- Data excerpts -
....................

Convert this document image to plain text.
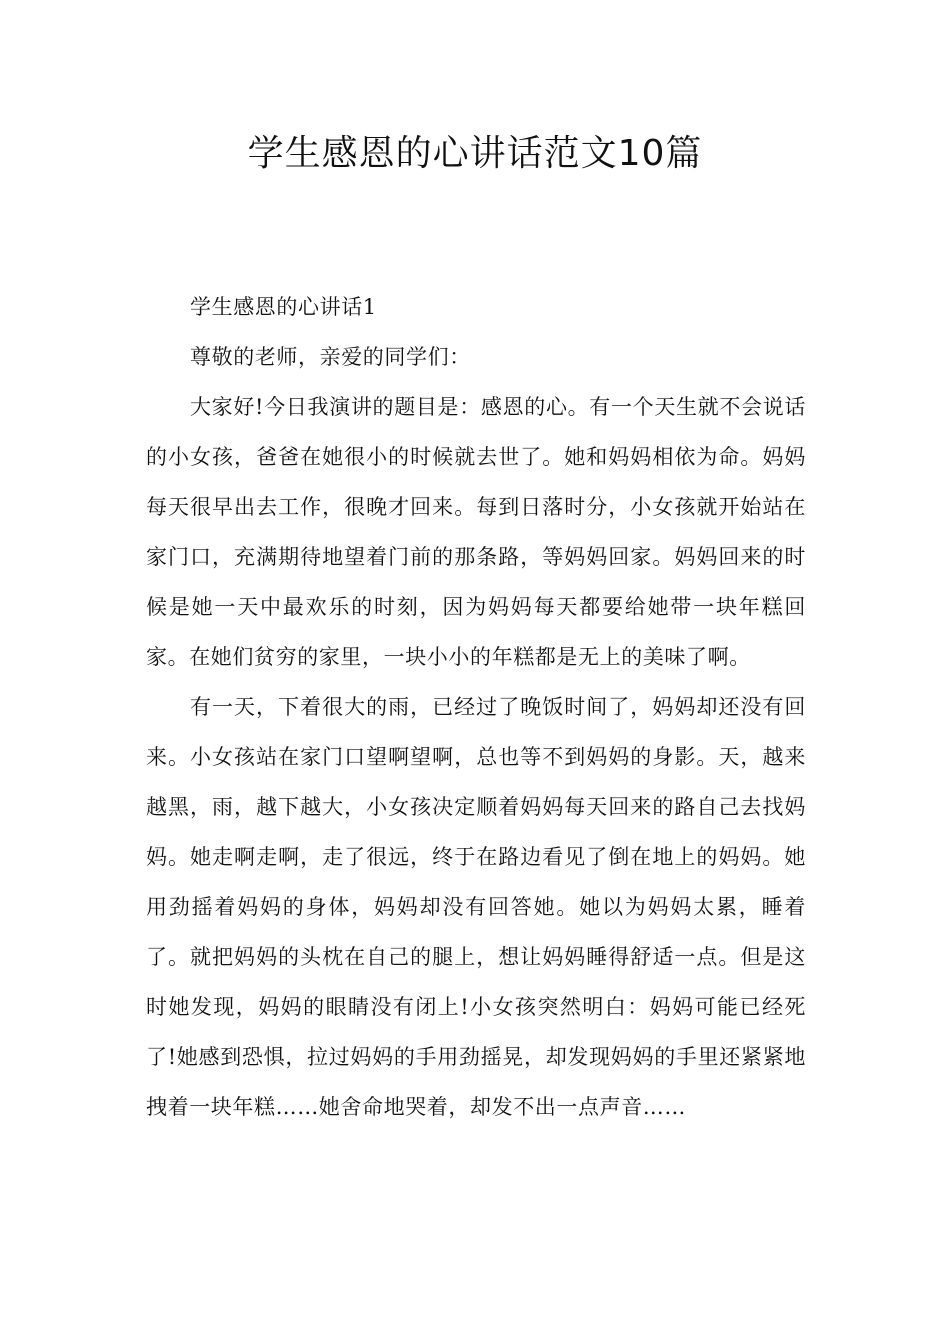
学生感恩的心讲话范文10篇

学生感恩的心讲话1

尊敬的老师，亲爱的同学们：

大家好!今日我演讲的题目是：感恩的心。有一个天生就不会说话的小女孩，爸爸在她很小的时候就去世了。她和妈妈相依为命。妈妈每天很早出去工作，很晚才回来。每到日落时分，小女孩就开始站在家门口，充满期待地望着门前的那条路，等妈妈回家。妈妈回来的时候是她一天中最欢乐的时刻，因为妈妈每天都要给她带一块年糕回家。在她们贫穷的家里，一块小小的年糕都是无上的美味了啊。

有一天，下着很大的雨，已经过了晚饭时间了，妈妈却还没有回来。小女孩站在家门口望啊望啊，总也等不到妈妈的身影。天，越来越黑，雨，越下越大，小女孩决定顺着妈妈每天回来的路自己去找妈妈。她走啊走啊，走了很远，终于在路边看见了倒在地上的妈妈。她用劲摇着妈妈的身体，妈妈却没有回答她。她以为妈妈太累，睡着了。就把妈妈的头枕在自己的腿上，想让妈妈睡得舒适一点。但是这时她发现，妈妈的眼睛没有闭上!小女孩突然明白：妈妈可能已经死了!她感到恐惧，拉过妈妈的手用劲摇晃，却发现妈妈的手里还紧紧地拽着一块年糕……她舍命地哭着，却发不出一点声音……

....................

- Prompt -
Omit the pictures, then output the rest of the listing exactly.

- Task solution -
Convert this document image to plain text.
学生感恩的心讲话范文10篇

学生感恩的心讲话1

尊敬的老师，亲爱的同学们：

大家好!今日我演讲的题目是：感恩的心。有一个天生就不会说话的小女孩，爸爸在她很小的时候就去世了。她和妈妈相依为命。妈妈每天很早出去工作，很晚才回来。每到日落时分，小女孩就开始站在家门口，充满期待地望着门前的那条路，等妈妈回家。妈妈回来的时候是她一天中最欢乐的时刻，因为妈妈每天都要给她带一块年糕回家。在她们贫穷的家里，一块小小的年糕都是无上的美味了啊。

有一天，下着很大的雨，已经过了晚饭时间了，妈妈却还没有回来。小女孩站在家门口望啊望啊，总也等不到妈妈的身影。天，越来越黑，雨，越下越大，小女孩决定顺着妈妈每天回来的路自己去找妈妈。她走啊走啊，走了很远，终于在路边看见了倒在地上的妈妈。她用劲摇着妈妈的身体，妈妈却没有回答她。她以为妈妈太累，睡着了。就把妈妈的头枕在自己的腿上，想让妈妈睡得舒适一点。但是这时她发现，妈妈的眼睛没有闭上!小女孩突然明白：妈妈可能已经死了!她感到恐惧，拉过妈妈的手用劲摇晃，却发现妈妈的手里还紧紧地拽着一块年糕……她舍命地哭着，却发不出一点声音……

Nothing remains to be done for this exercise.